#### [REQUIREMENTS]
Track down each line that has the word "totales" and copy it.

#### [STORED RECORDS]

>> START

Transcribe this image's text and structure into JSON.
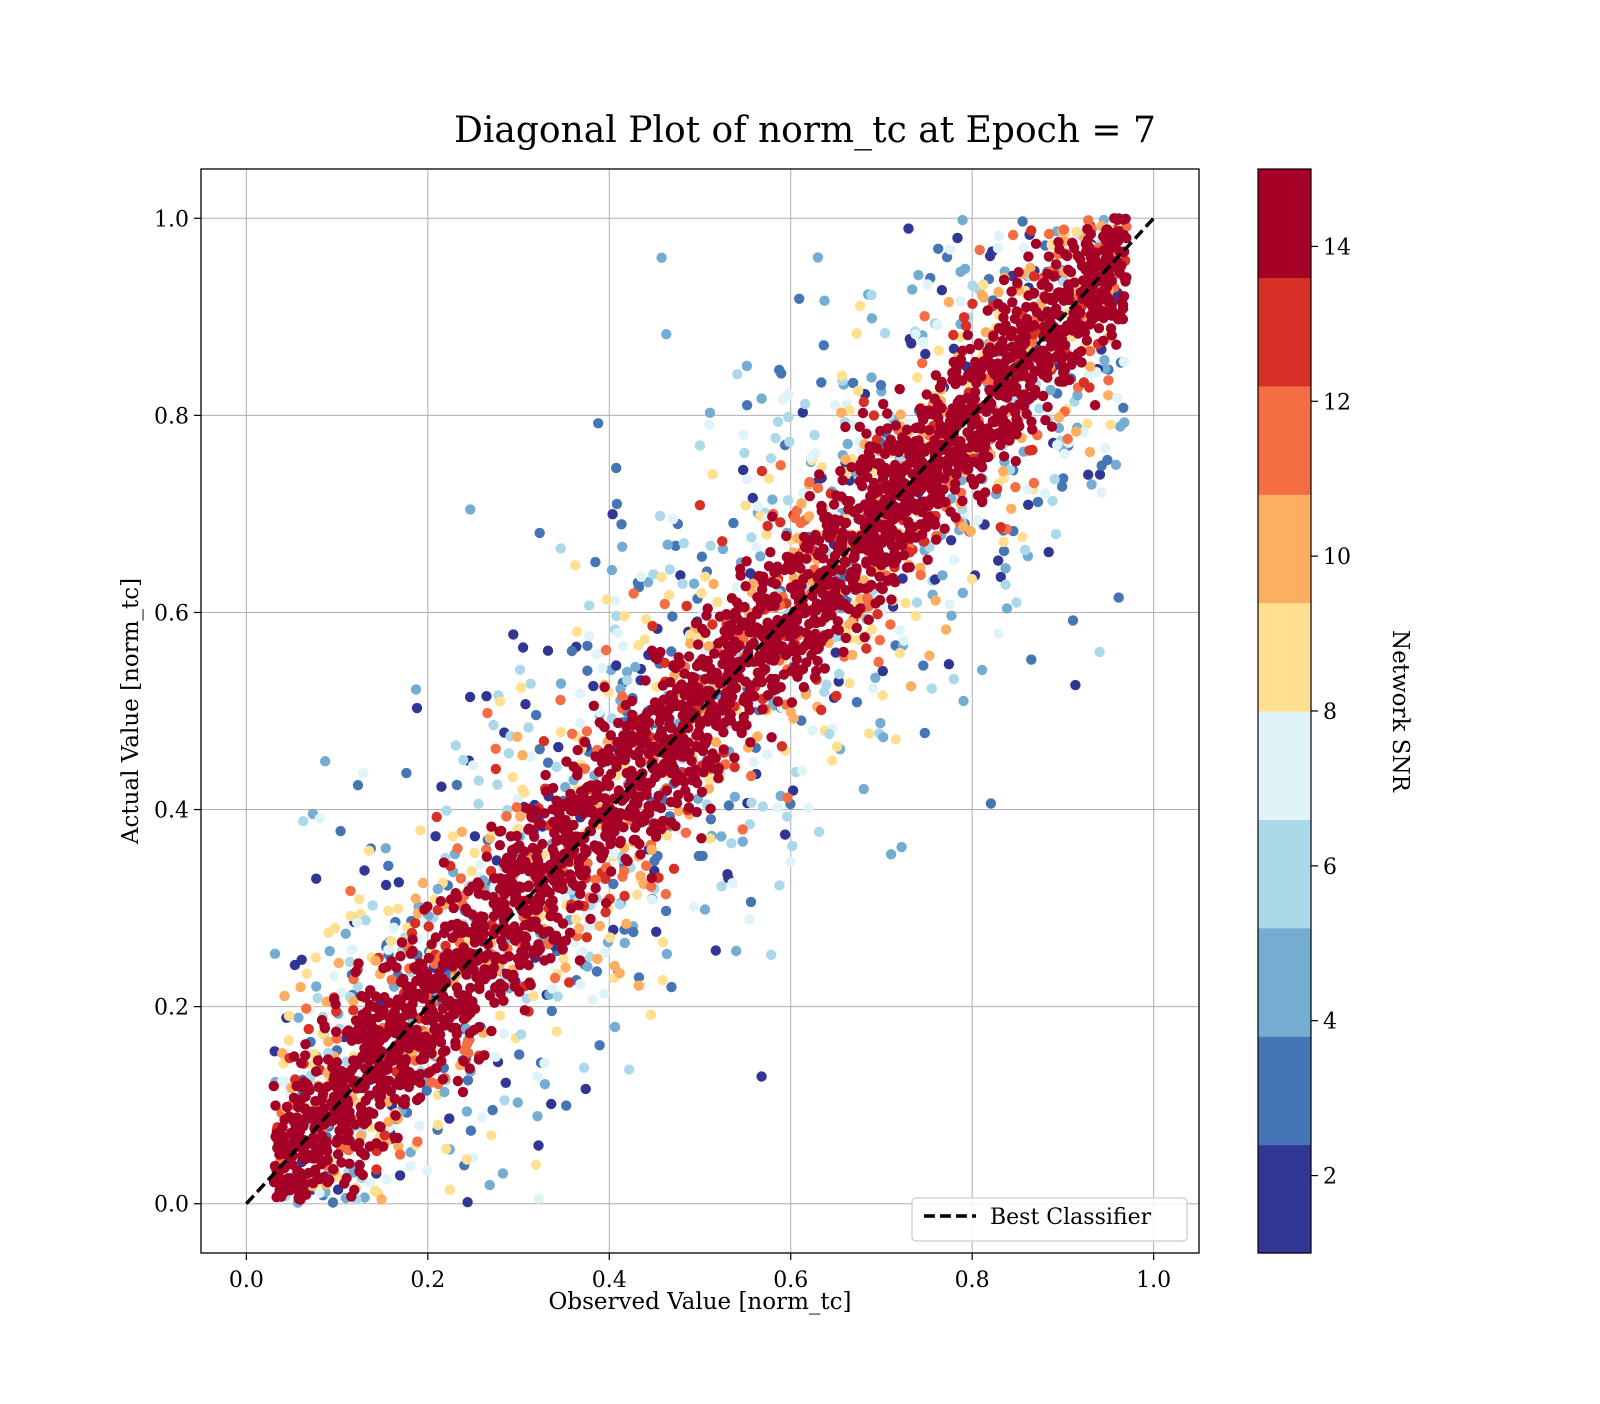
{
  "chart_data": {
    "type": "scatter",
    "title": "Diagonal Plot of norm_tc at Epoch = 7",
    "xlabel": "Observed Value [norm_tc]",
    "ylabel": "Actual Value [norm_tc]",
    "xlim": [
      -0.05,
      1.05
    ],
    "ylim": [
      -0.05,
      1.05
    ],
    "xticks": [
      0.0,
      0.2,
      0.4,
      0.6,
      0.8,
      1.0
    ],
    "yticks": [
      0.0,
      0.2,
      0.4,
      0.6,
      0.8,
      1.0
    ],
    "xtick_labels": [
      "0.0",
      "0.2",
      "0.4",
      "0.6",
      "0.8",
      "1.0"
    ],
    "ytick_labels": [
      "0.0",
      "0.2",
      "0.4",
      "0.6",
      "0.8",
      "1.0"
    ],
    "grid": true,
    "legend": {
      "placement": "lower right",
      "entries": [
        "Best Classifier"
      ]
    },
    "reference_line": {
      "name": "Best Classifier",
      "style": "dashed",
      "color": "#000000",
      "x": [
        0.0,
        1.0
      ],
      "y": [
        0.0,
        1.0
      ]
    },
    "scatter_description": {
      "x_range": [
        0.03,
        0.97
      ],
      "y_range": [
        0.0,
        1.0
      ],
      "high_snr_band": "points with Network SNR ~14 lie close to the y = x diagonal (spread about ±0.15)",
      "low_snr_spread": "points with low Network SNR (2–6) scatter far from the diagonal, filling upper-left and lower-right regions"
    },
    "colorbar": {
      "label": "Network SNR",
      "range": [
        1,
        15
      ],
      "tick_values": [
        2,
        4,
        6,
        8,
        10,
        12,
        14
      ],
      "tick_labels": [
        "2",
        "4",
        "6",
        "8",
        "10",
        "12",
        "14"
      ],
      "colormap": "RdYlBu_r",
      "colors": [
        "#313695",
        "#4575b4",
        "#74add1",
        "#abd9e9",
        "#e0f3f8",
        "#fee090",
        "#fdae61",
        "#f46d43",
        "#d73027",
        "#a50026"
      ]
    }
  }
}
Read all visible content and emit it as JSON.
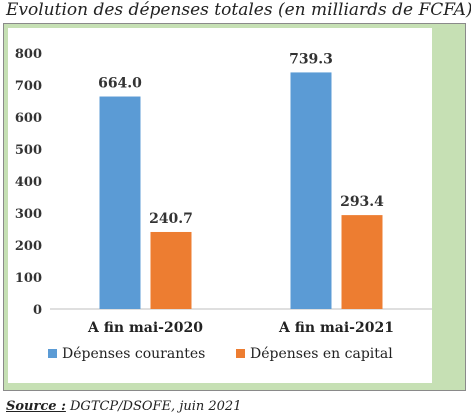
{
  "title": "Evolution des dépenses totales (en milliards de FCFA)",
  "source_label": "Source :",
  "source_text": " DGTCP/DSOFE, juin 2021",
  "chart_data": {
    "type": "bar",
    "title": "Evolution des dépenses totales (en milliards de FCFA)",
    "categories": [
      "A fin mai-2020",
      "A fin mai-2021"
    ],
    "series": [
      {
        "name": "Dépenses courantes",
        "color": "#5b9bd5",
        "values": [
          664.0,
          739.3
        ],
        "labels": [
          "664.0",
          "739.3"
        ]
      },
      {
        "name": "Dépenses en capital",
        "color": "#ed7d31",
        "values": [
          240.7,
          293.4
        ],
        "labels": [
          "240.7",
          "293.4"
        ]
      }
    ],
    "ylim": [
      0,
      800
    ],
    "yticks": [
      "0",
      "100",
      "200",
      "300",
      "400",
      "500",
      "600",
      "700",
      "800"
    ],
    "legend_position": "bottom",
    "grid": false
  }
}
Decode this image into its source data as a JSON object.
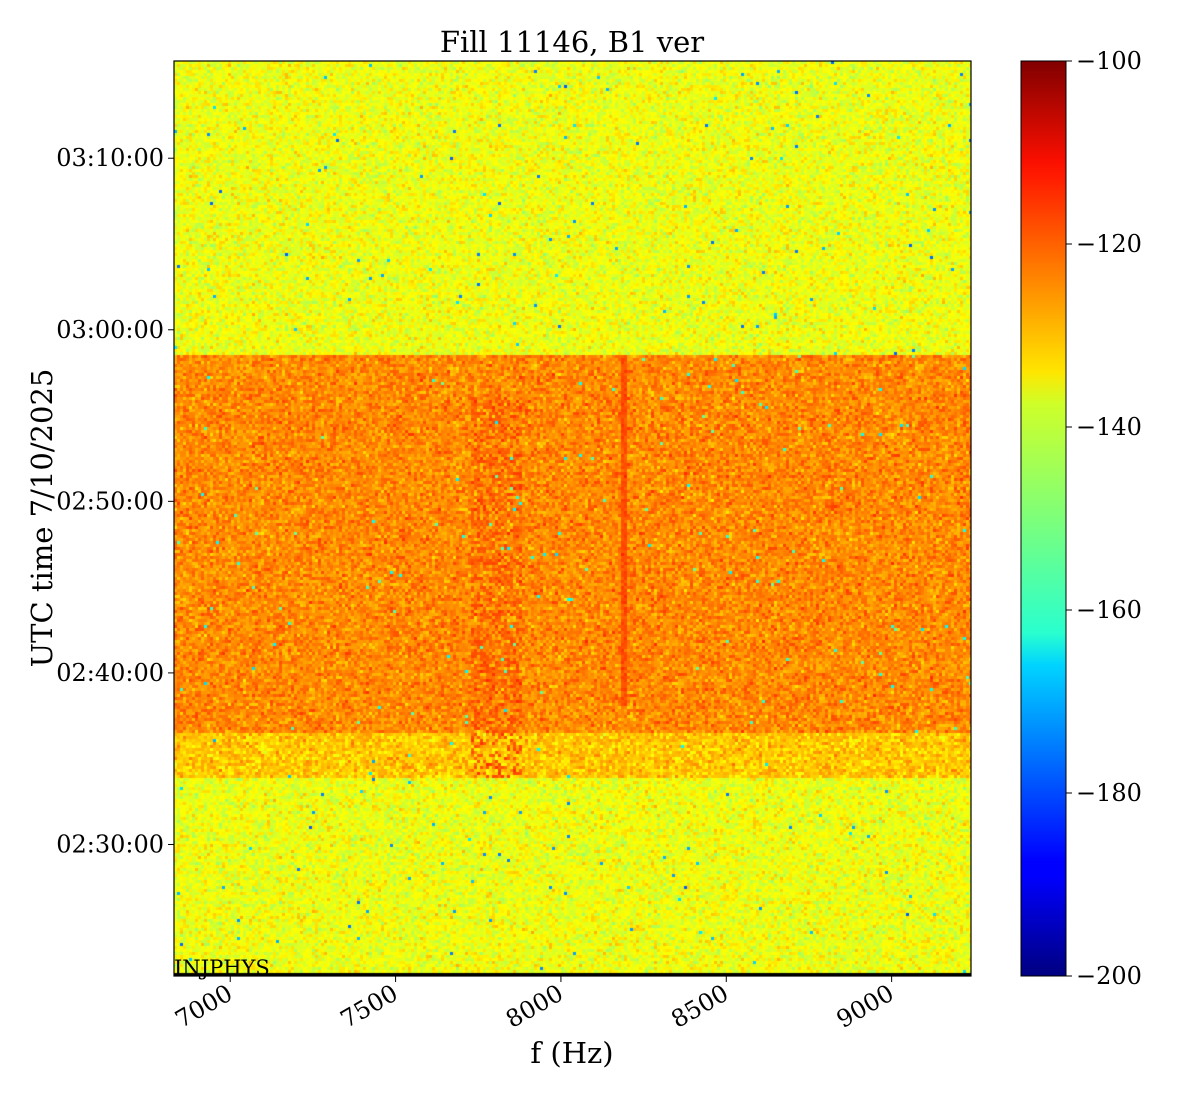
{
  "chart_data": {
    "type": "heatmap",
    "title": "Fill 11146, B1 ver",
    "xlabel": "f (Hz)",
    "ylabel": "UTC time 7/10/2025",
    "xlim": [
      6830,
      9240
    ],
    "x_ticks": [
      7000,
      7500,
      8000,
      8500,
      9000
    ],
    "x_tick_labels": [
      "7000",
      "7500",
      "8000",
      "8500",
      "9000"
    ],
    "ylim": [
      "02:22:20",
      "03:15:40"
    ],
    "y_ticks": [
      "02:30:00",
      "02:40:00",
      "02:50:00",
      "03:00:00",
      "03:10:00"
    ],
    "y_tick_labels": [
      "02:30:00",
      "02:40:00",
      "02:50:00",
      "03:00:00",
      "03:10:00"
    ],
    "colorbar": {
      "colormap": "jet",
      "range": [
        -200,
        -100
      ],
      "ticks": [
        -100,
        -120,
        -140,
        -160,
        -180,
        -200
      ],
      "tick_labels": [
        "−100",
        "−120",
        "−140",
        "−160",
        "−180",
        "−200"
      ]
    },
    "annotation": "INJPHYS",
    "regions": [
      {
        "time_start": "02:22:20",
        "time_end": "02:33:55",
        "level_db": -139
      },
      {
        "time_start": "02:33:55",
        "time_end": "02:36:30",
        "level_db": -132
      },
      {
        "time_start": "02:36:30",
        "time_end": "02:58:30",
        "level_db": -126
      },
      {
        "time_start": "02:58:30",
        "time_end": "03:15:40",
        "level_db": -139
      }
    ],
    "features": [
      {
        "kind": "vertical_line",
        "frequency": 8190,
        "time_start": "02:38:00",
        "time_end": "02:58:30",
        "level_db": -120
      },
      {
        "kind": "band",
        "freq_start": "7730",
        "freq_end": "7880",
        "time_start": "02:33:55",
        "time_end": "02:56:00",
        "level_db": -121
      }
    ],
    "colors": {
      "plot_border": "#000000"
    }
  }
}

>> END

#### [THE SOLUTION]
  "title": "Evolution des dépenses totales (en milliards de FCFA)",
    "title": "Evolution des dépenses totales (en milliards de FCFA)",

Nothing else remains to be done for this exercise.